== Instructions to follow ==
Output every line of the data exactly as it appears.

== Items ==
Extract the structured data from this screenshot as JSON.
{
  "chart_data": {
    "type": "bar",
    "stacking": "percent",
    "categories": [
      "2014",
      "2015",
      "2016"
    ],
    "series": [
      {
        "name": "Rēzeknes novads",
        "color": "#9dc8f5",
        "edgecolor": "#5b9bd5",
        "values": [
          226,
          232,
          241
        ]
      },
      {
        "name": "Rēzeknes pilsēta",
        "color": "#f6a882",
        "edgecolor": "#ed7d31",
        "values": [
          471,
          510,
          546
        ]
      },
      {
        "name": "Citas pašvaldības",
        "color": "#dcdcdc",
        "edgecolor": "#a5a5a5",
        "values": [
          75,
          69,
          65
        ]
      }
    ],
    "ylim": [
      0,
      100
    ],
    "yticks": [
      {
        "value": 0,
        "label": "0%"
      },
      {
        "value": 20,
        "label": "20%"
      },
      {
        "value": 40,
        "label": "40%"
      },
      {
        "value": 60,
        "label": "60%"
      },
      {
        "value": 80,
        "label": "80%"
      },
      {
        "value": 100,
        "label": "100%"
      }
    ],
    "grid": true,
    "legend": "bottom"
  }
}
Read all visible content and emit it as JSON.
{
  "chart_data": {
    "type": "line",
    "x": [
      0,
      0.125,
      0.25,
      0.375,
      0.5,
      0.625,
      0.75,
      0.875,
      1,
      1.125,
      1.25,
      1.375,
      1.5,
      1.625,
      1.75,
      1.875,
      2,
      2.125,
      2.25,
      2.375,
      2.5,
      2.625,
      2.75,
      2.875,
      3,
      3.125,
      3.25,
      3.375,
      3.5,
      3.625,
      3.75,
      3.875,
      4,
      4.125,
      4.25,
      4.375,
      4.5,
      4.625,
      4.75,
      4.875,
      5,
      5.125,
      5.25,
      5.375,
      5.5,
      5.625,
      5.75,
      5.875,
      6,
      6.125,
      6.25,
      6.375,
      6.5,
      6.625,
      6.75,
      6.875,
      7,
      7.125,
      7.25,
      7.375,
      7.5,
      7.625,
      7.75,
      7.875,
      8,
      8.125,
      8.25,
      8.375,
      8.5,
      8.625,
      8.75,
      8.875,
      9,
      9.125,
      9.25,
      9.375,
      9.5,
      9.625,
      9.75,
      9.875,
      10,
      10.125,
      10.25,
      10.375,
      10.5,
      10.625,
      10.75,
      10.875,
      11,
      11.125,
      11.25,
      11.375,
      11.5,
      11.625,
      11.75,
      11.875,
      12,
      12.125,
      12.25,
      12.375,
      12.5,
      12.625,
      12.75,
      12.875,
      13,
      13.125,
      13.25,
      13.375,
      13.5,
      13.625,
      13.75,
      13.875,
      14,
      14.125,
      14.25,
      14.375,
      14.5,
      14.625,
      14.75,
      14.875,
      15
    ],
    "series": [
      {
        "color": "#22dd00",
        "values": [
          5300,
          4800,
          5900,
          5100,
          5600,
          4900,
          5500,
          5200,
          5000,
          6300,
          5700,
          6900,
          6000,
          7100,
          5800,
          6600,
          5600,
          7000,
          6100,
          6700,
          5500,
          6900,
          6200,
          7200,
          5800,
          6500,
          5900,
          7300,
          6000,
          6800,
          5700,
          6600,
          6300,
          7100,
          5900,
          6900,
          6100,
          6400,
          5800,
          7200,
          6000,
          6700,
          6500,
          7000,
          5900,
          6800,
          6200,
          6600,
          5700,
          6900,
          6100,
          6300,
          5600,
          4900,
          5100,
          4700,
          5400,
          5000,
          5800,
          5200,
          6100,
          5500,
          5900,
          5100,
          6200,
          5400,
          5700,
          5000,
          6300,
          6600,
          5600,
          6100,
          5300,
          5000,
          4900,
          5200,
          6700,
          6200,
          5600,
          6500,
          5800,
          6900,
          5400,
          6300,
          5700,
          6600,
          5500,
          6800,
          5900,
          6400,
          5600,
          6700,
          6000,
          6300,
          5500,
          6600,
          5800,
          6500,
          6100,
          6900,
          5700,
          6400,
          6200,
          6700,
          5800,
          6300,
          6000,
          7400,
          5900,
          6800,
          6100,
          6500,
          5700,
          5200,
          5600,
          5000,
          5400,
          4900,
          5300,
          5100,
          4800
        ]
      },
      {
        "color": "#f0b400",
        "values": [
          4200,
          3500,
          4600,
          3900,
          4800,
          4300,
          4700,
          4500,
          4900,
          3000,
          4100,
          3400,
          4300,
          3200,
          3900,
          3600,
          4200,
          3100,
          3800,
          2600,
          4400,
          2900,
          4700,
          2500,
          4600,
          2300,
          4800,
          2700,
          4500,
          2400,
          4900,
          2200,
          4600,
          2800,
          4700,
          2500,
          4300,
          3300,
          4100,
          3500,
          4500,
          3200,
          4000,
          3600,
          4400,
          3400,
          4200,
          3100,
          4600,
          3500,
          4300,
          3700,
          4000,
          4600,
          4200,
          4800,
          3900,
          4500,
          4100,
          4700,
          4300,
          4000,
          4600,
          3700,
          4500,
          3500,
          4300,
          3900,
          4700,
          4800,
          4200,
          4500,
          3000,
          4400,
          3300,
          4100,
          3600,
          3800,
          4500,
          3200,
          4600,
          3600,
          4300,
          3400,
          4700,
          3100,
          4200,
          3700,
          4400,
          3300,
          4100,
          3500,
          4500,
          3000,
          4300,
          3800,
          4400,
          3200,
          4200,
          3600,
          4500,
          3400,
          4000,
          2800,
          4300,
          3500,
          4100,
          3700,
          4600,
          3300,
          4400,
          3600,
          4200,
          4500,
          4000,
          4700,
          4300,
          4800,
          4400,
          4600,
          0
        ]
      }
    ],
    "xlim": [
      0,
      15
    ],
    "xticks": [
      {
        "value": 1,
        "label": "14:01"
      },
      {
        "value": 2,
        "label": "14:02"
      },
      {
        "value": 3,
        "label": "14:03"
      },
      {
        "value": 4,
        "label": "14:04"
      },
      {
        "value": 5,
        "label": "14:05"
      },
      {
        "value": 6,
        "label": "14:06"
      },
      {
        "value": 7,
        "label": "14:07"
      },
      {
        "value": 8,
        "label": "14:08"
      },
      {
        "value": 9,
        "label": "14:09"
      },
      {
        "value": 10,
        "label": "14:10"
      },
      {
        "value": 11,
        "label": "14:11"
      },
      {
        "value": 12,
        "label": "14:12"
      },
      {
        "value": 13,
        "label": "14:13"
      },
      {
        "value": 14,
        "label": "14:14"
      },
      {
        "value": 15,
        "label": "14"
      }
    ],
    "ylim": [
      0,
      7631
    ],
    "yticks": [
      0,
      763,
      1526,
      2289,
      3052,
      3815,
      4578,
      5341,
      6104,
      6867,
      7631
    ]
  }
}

== Output below ==
Extract the structured data from this screenshot as JSON.
{
  "chart_data": {
    "type": "bar",
    "stacking": "percent",
    "categories": [
      "2014",
      "2015",
      "2016"
    ],
    "series": [
      {
        "name": "Rēzeknes novads",
        "color": "#9dc8f5",
        "edgecolor": "#5b9bd5",
        "values": [
          226,
          232,
          241
        ]
      },
      {
        "name": "Rēzeknes pilsēta",
        "color": "#f6a882",
        "edgecolor": "#ed7d31",
        "values": [
          471,
          510,
          546
        ]
      },
      {
        "name": "Citas pašvaldības",
        "color": "#dcdcdc",
        "edgecolor": "#a5a5a5",
        "values": [
          75,
          69,
          65
        ]
      }
    ],
    "ylim": [
      0,
      100
    ],
    "yticks": [
      {
        "value": 0,
        "label": "0%"
      },
      {
        "value": 20,
        "label": "20%"
      },
      {
        "value": 40,
        "label": "40%"
      },
      {
        "value": 60,
        "label": "60%"
      },
      {
        "value": 80,
        "label": "80%"
      },
      {
        "value": 100,
        "label": "100%"
      }
    ],
    "grid": true,
    "legend": "bottom"
  }
}
Read all visible content and emit it as JSON.
{
  "chart_data": {
    "type": "line",
    "x": [
      0,
      0.125,
      0.25,
      0.375,
      0.5,
      0.625,
      0.75,
      0.875,
      1,
      1.125,
      1.25,
      1.375,
      1.5,
      1.625,
      1.75,
      1.875,
      2,
      2.125,
      2.25,
      2.375,
      2.5,
      2.625,
      2.75,
      2.875,
      3,
      3.125,
      3.25,
      3.375,
      3.5,
      3.625,
      3.75,
      3.875,
      4,
      4.125,
      4.25,
      4.375,
      4.5,
      4.625,
      4.75,
      4.875,
      5,
      5.125,
      5.25,
      5.375,
      5.5,
      5.625,
      5.75,
      5.875,
      6,
      6.125,
      6.25,
      6.375,
      6.5,
      6.625,
      6.75,
      6.875,
      7,
      7.125,
      7.25,
      7.375,
      7.5,
      7.625,
      7.75,
      7.875,
      8,
      8.125,
      8.25,
      8.375,
      8.5,
      8.625,
      8.75,
      8.875,
      9,
      9.125,
      9.25,
      9.375,
      9.5,
      9.625,
      9.75,
      9.875,
      10,
      10.125,
      10.25,
      10.375,
      10.5,
      10.625,
      10.75,
      10.875,
      11,
      11.125,
      11.25,
      11.375,
      11.5,
      11.625,
      11.75,
      11.875,
      12,
      12.125,
      12.25,
      12.375,
      12.5,
      12.625,
      12.75,
      12.875,
      13,
      13.125,
      13.25,
      13.375,
      13.5,
      13.625,
      13.75,
      13.875,
      14,
      14.125,
      14.25,
      14.375,
      14.5,
      14.625,
      14.75,
      14.875,
      15
    ],
    "series": [
      {
        "color": "#22dd00",
        "values": [
          5300,
          4800,
          5900,
          5100,
          5600,
          4900,
          5500,
          5200,
          5000,
          6300,
          5700,
          6900,
          6000,
          7100,
          5800,
          6600,
          5600,
          7000,
          6100,
          6700,
          5500,
          6900,
          6200,
          7200,
          5800,
          6500,
          5900,
          7300,
          6000,
          6800,
          5700,
          6600,
          6300,
          7100,
          5900,
          6900,
          6100,
          6400,
          5800,
          7200,
          6000,
          6700,
          6500,
          7000,
          5900,
          6800,
          6200,
          6600,
          5700,
          6900,
          6100,
          6300,
          5600,
          4900,
          5100,
          4700,
          5400,
          5000,
          5800,
          5200,
          6100,
          5500,
          5900,
          5100,
          6200,
          5400,
          5700,
          5000,
          6300,
          6600,
          5600,
          6100,
          5300,
          5000,
          4900,
          5200,
          6700,
          6200,
          5600,
          6500,
          5800,
          6900,
          5400,
          6300,
          5700,
          6600,
          5500,
          6800,
          5900,
          6400,
          5600,
          6700,
          6000,
          6300,
          5500,
          6600,
          5800,
          6500,
          6100,
          6900,
          5700,
          6400,
          6200,
          6700,
          5800,
          6300,
          6000,
          7400,
          5900,
          6800,
          6100,
          6500,
          5700,
          5200,
          5600,
          5000,
          5400,
          4900,
          5300,
          5100,
          4800
        ]
      },
      {
        "color": "#f0b400",
        "values": [
          4200,
          3500,
          4600,
          3900,
          4800,
          4300,
          4700,
          4500,
          4900,
          3000,
          4100,
          3400,
          4300,
          3200,
          3900,
          3600,
          4200,
          3100,
          3800,
          2600,
          4400,
          2900,
          4700,
          2500,
          4600,
          2300,
          4800,
          2700,
          4500,
          2400,
          4900,
          2200,
          4600,
          2800,
          4700,
          2500,
          4300,
          3300,
          4100,
          3500,
          4500,
          3200,
          4000,
          3600,
          4400,
          3400,
          4200,
          3100,
          4600,
          3500,
          4300,
          3700,
          4000,
          4600,
          4200,
          4800,
          3900,
          4500,
          4100,
          4700,
          4300,
          4000,
          4600,
          3700,
          4500,
          3500,
          4300,
          3900,
          4700,
          4800,
          4200,
          4500,
          3000,
          4400,
          3300,
          4100,
          3600,
          3800,
          4500,
          3200,
          4600,
          3600,
          4300,
          3400,
          4700,
          3100,
          4200,
          3700,
          4400,
          3300,
          4100,
          3500,
          4500,
          3000,
          4300,
          3800,
          4400,
          3200,
          4200,
          3600,
          4500,
          3400,
          4000,
          2800,
          4300,
          3500,
          4100,
          3700,
          4600,
          3300,
          4400,
          3600,
          4200,
          4500,
          4000,
          4700,
          4300,
          4800,
          4400,
          4600,
          0
        ]
      }
    ],
    "xlim": [
      0,
      15
    ],
    "xticks": [
      {
        "value": 1,
        "label": "14:01"
      },
      {
        "value": 2,
        "label": "14:02"
      },
      {
        "value": 3,
        "label": "14:03"
      },
      {
        "value": 4,
        "label": "14:04"
      },
      {
        "value": 5,
        "label": "14:05"
      },
      {
        "value": 6,
        "label": "14:06"
      },
      {
        "value": 7,
        "label": "14:07"
      },
      {
        "value": 8,
        "label": "14:08"
      },
      {
        "value": 9,
        "label": "14:09"
      },
      {
        "value": 10,
        "label": "14:10"
      },
      {
        "value": 11,
        "label": "14:11"
      },
      {
        "value": 12,
        "label": "14:12"
      },
      {
        "value": 13,
        "label": "14:13"
      },
      {
        "value": 14,
        "label": "14:14"
      },
      {
        "value": 15,
        "label": "14"
      }
    ],
    "ylim": [
      0,
      7631
    ],
    "yticks": [
      0,
      763,
      1526,
      2289,
      3052,
      3815,
      4578,
      5341,
      6104,
      6867,
      7631
    ]
  }
}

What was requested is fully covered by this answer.